Rows
==============================

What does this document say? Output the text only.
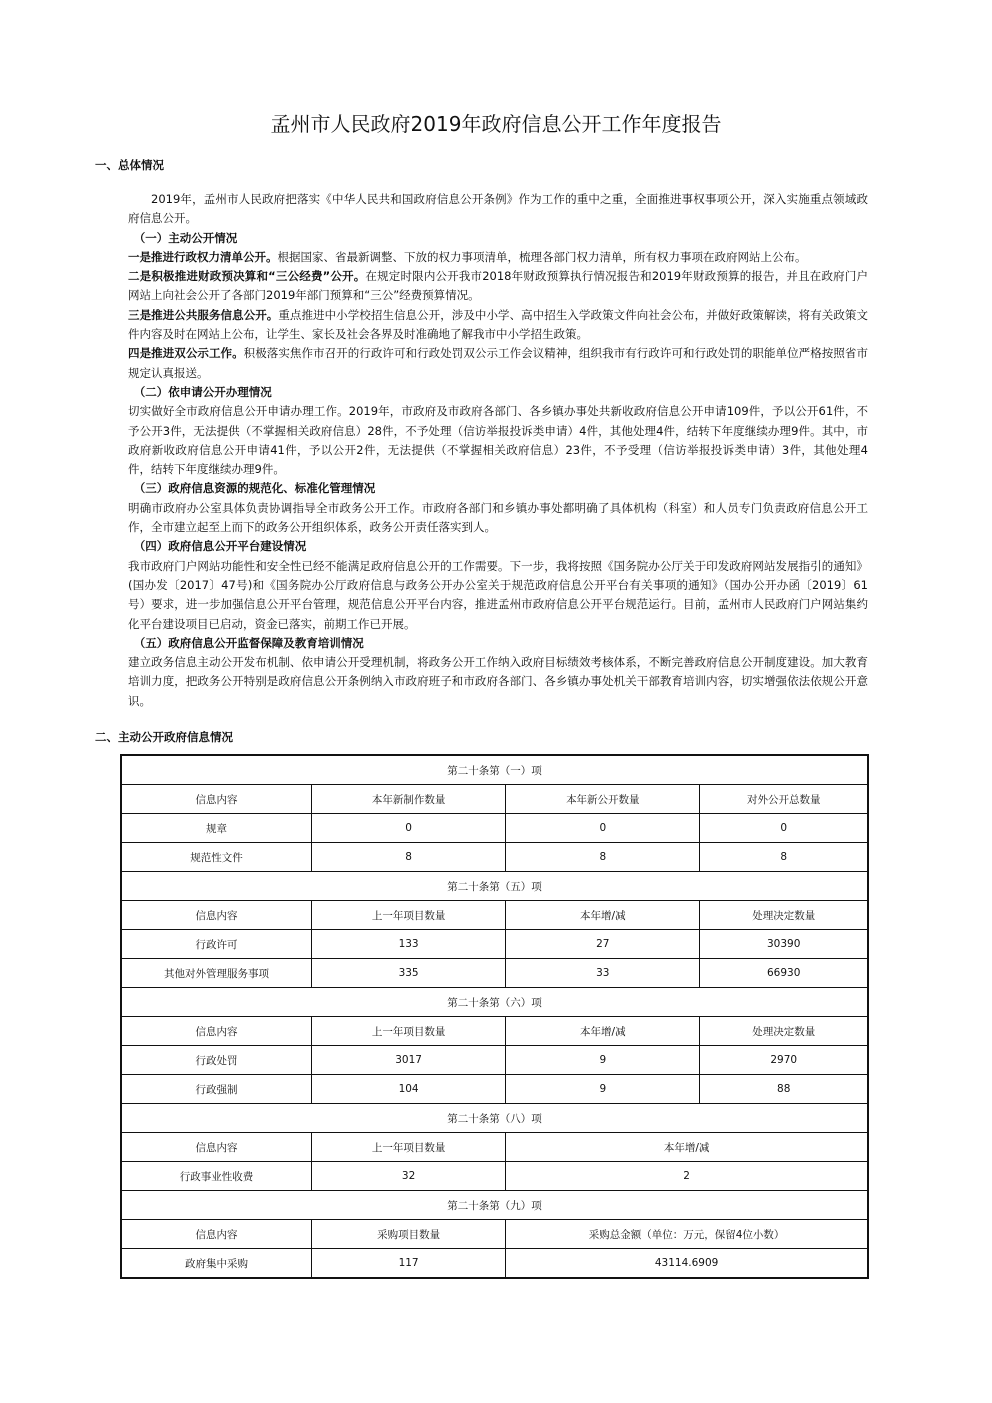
孟州市人民政府2019年政府信息公开工作年度报告
一、总体情况

2019年，孟州市人民政府把落实《中华人民共和国政府信息公开条例》作为工作的重中之重，全面推进事权事项公开，深入实施重点领域政府信息公开。

（一）主动公开情况

一是推进行政权力清单公开。根据国家、省最新调整、下放的权力事项清单，梳理各部门权力清单，所有权力事项在政府网站上公布。

二是积极推进财政预决算和“三公经费”公开。在规定时限内公开我市2018年财政预算执行情况报告和2019年财政预算的报告，并且在政府门户网站上向社会公开了各部门2019年部门预算和“三公”经费预算情况。

三是推进公共服务信息公开。重点推进中小学校招生信息公开，涉及中小学、高中招生入学政策文件向社会公布，并做好政策解读，将有关政策文件内容及时在网站上公布，让学生、家长及社会各界及时准确地了解我市中小学招生政策。

四是推进双公示工作。积极落实焦作市召开的行政许可和行政处罚双公示工作会议精神，组织我市有行政许可和行政处罚的职能单位严格按照省市规定认真报送。

（二）依申请公开办理情况

切实做好全市政府信息公开申请办理工作。2019年，市政府及市政府各部门、各乡镇办事处共新收政府信息公开申请109件，予以公开61件，不予公开3件，无法提供（不掌握相关政府信息）28件，不予处理（信访举报投诉类申请）4件，其他处理4件，结转下年度继续办理9件。其中，市政府新收政府信息公开申请41件，予以公开2件，无法提供（不掌握相关政府信息）23件，不予受理（信访举报投诉类申请）3件，其他处理4件，结转下年度继续办理9件。

（三）政府信息资源的规范化、标准化管理情况

明确市政府办公室具体负责协调指导全市政务公开工作。市政府各部门和乡镇办事处都明确了具体机构（科室）和人员专门负责政府信息公开工作，全市建立起至上而下的政务公开组织体系，政务公开责任落实到人。

（四）政府信息公开平台建设情况

我市政府门户网站功能性和安全性已经不能满足政府信息公开的工作需要。下一步，我将按照《国务院办公厅关于印发政府网站发展指引的通知》(国办发〔2017〕47号)和《国务院办公厅政府信息与政务公开办公室关于规范政府信息公开平台有关事项的通知》（国办公开办函〔2019〕61号）要求，进一步加强信息公开平台管理，规范信息公开平台内容，推进孟州市政府信息公开平台规范运行。目前，孟州市人民政府门户网站集约化平台建设项目已启动，资金已落实，前期工作已开展。

（五）政府信息公开监督保障及教育培训情况

建立政务信息主动公开发布机制、依申请公开受理机制，将政务公开工作纳入政府目标绩效考核体系，不断完善政府信息公开制度建设。加大教育培训力度，把政务公开特别是政府信息公开条例纳入市政府班子和市政府各部门、各乡镇办事处机关干部教育培训内容，切实增强依法依规公开意识。

二、主动公开政府信息情况
第二十条第（一）项			
信息内容	本年新制作数量	本年新公开数量	对外公开总数量
规章	0	0	0
规范性文件	8	8	8
第二十条第（五）项			
信息内容	上一年项目数量	本年增/减	处理决定数量
行政许可	133	27	30390
其他对外管理服务事项	335	33	66930
第二十条第（六）项			
信息内容	上一年项目数量	本年增/减	处理决定数量
行政处罚	3017	9	2970
行政强制	104	9	88
第二十条第（八）项			
信息内容	上一年项目数量	本年增/减	
行政事业性收费	32	2	
第二十条第（九）项			
信息内容	采购项目数量	采购总金额（单位：万元，保留4位小数）	
政府集中采购	117	43114.6909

==============================

What you should do
Working from the material above, state how many lines contain "第二十条第"; give only the number.

Task result
5